# [DOCUMENT SECTION]
----------------------------------------

That's interesting that you've found that. I was under the impression that rats are very poor at observational learning, because so little of their sensory input comes from eyesight. Perhaps it wasn't necessarily "observational" in terms of eyesight, but of the combination of sight, sound, and smell? That's very curious...


(edited for spelling)


----------



## twitch (Jan 4, 2007)

*Re: Why you should have a spacious cage w/ a wheel & toy*

it very well could be the combination. and you never know what a rat is saying to its bud either right? maybe they have a whole language, just like us, and we merely haven't found how to decipher it yet. after all much of the rat's language cannot be heard by the human ear. 

all i know is that in some forms of training it works best to pair a new one with a trained one and what i've seen with the wheel. i really don't know how it all works, just that i know it works.

----------------------------------------

# [RECORDED DATA]
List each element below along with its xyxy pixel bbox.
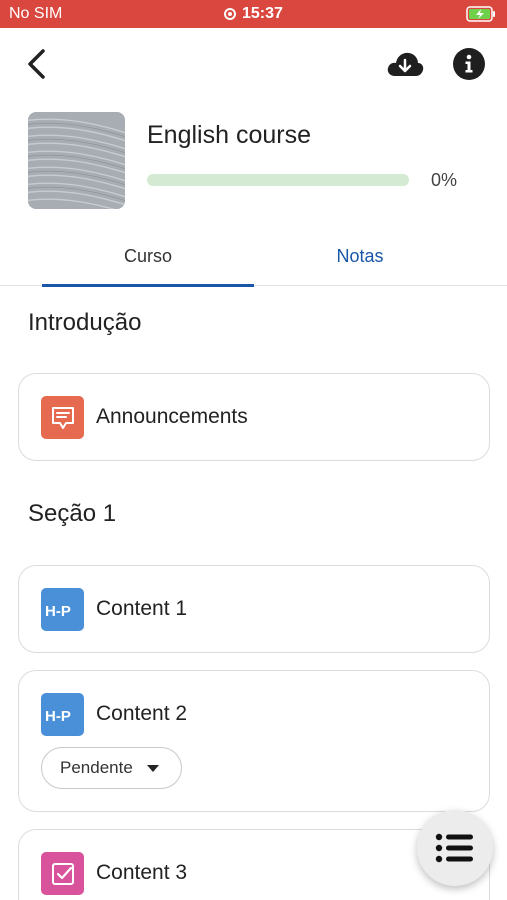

----------------------------------------

# [WHAT YOU WILL DO]
In the forum thread on rats, what reason does the first post give for the belief that rats are very poor at observational learning?

# [WORKED ANSWER]
So little of their sensory input comes from eyesight.